→ Set task
Reproduce all the entries exactly.
■ ■ ■ ■ ■
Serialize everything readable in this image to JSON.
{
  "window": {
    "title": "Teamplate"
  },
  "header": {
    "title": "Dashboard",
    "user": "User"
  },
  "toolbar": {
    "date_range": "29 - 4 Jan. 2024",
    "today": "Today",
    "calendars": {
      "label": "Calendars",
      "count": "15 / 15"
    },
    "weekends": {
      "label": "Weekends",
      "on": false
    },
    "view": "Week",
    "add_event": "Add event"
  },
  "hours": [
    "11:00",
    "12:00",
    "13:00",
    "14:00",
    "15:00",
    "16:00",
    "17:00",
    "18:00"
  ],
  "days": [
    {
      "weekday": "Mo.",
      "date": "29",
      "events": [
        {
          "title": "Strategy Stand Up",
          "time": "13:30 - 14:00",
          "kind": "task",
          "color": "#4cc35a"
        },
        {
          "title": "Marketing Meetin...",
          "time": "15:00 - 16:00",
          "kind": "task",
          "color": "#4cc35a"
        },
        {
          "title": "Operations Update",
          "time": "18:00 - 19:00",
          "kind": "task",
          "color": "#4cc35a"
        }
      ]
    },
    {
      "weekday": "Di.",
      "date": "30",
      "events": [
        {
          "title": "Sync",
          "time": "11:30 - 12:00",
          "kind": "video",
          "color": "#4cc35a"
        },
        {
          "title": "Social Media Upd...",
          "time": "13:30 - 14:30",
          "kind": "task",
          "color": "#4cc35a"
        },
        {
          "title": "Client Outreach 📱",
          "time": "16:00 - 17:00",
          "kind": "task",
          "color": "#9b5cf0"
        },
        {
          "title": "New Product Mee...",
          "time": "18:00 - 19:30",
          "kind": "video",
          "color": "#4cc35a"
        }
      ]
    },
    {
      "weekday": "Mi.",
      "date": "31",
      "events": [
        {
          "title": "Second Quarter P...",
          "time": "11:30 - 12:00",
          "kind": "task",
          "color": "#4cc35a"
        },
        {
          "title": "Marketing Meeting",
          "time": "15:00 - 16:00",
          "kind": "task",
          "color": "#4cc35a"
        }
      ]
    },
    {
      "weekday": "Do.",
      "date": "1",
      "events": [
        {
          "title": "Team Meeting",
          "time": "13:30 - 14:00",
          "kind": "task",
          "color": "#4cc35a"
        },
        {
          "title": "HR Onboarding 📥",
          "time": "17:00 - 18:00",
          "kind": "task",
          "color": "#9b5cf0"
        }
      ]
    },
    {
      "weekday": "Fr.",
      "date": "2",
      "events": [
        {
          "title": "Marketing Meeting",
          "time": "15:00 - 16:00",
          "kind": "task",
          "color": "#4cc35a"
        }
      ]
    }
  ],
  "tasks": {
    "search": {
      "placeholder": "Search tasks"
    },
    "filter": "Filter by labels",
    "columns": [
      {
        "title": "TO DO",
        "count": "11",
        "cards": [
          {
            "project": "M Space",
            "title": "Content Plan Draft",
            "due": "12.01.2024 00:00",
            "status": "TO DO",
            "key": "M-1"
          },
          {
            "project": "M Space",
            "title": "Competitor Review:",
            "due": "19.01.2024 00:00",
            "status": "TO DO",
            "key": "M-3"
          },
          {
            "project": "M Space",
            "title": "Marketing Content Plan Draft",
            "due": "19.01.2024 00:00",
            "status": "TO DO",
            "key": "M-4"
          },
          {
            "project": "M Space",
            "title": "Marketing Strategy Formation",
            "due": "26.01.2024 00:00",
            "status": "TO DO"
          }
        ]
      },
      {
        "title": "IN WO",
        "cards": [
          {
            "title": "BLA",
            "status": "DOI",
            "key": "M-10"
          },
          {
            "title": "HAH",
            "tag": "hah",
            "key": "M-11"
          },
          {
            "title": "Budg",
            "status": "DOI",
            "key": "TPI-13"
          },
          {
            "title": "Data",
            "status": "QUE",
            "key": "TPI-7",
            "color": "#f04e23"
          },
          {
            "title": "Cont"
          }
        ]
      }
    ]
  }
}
■ ■ ■ ■ ■
→ Expected answer
Serialize everything readable in this image to JSON.
{
  "window": {
    "title": "Teamplate"
  },
  "header": {
    "title": "Dashboard",
    "user": "User"
  },
  "toolbar": {
    "date_range": "29 - 4 Jan. 2024",
    "today": "Today",
    "calendars": {
      "label": "Calendars",
      "count": "15 / 15"
    },
    "weekends": {
      "label": "Weekends",
      "on": false
    },
    "view": "Week",
    "add_event": "Add event"
  },
  "hours": [
    "11:00",
    "12:00",
    "13:00",
    "14:00",
    "15:00",
    "16:00",
    "17:00",
    "18:00"
  ],
  "days": [
    {
      "weekday": "Mo.",
      "date": "29",
      "events": [
        {
          "title": "Strategy Stand Up",
          "time": "13:30 - 14:00",
          "kind": "task",
          "color": "#4cc35a"
        },
        {
          "title": "Marketing Meetin...",
          "time": "15:00 - 16:00",
          "kind": "task",
          "color": "#4cc35a"
        },
        {
          "title": "Operations Update",
          "time": "18:00 - 19:00",
          "kind": "task",
          "color": "#4cc35a"
        }
      ]
    },
    {
      "weekday": "Di.",
      "date": "30",
      "events": [
        {
          "title": "Sync",
          "time": "11:30 - 12:00",
          "kind": "video",
          "color": "#4cc35a"
        },
        {
          "title": "Social Media Upd...",
          "time": "13:30 - 14:30",
          "kind": "task",
          "color": "#4cc35a"
        },
        {
          "title": "Client Outreach 📱",
          "time": "16:00 - 17:00",
          "kind": "task",
          "color": "#9b5cf0"
        },
        {
          "title": "New Product Mee...",
          "time": "18:00 - 19:30",
          "kind": "video",
          "color": "#4cc35a"
        }
      ]
    },
    {
      "weekday": "Mi.",
      "date": "31",
      "events": [
        {
          "title": "Second Quarter P...",
          "time": "11:30 - 12:00",
          "kind": "task",
          "color": "#4cc35a"
        },
        {
          "title": "Marketing Meeting",
          "time": "15:00 - 16:00",
          "kind": "task",
          "color": "#4cc35a"
        }
      ]
    },
    {
      "weekday": "Do.",
      "date": "1",
      "events": [
        {
          "title": "Team Meeting",
          "time": "13:30 - 14:00",
          "kind": "task",
          "color": "#4cc35a"
        },
        {
          "title": "HR Onboarding 📥",
          "time": "17:00 - 18:00",
          "kind": "task",
          "color": "#9b5cf0"
        }
      ]
    },
    {
      "weekday": "Fr.",
      "date": "2",
      "events": [
        {
          "title": "Marketing Meeting",
          "time": "15:00 - 16:00",
          "kind": "task",
          "color": "#4cc35a"
        }
      ]
    }
  ],
  "tasks": {
    "search": {
      "placeholder": "Search tasks"
    },
    "filter": "Filter by labels",
    "columns": [
      {
        "title": "TO DO",
        "count": "11",
        "cards": [
          {
            "project": "M Space",
            "title": "Content Plan Draft",
            "due": "12.01.2024 00:00",
            "status": "TO DO",
            "key": "M-1"
          },
          {
            "project": "M Space",
            "title": "Competitor Review:",
            "due": "19.01.2024 00:00",
            "status": "TO DO",
            "key": "M-3"
          },
          {
            "project": "M Space",
            "title": "Marketing Content Plan Draft",
            "due": "19.01.2024 00:00",
            "status": "TO DO",
            "key": "M-4"
          },
          {
            "project": "M Space",
            "title": "Marketing Strategy Formation",
            "due": "26.01.2024 00:00",
            "status": "TO DO"
          }
        ]
      },
      {
        "title": "IN WO",
        "cards": [
          {
            "title": "BLA",
            "status": "DOI",
            "key": "M-10"
          },
          {
            "title": "HAH",
            "tag": "hah",
            "key": "M-11"
          },
          {
            "title": "Budg",
            "status": "DOI",
            "key": "TPI-13"
          },
          {
            "title": "Data",
            "status": "QUE",
            "key": "TPI-7",
            "color": "#f04e23"
          },
          {
            "title": "Cont"
          }
        ]
      }
    ]
  }
}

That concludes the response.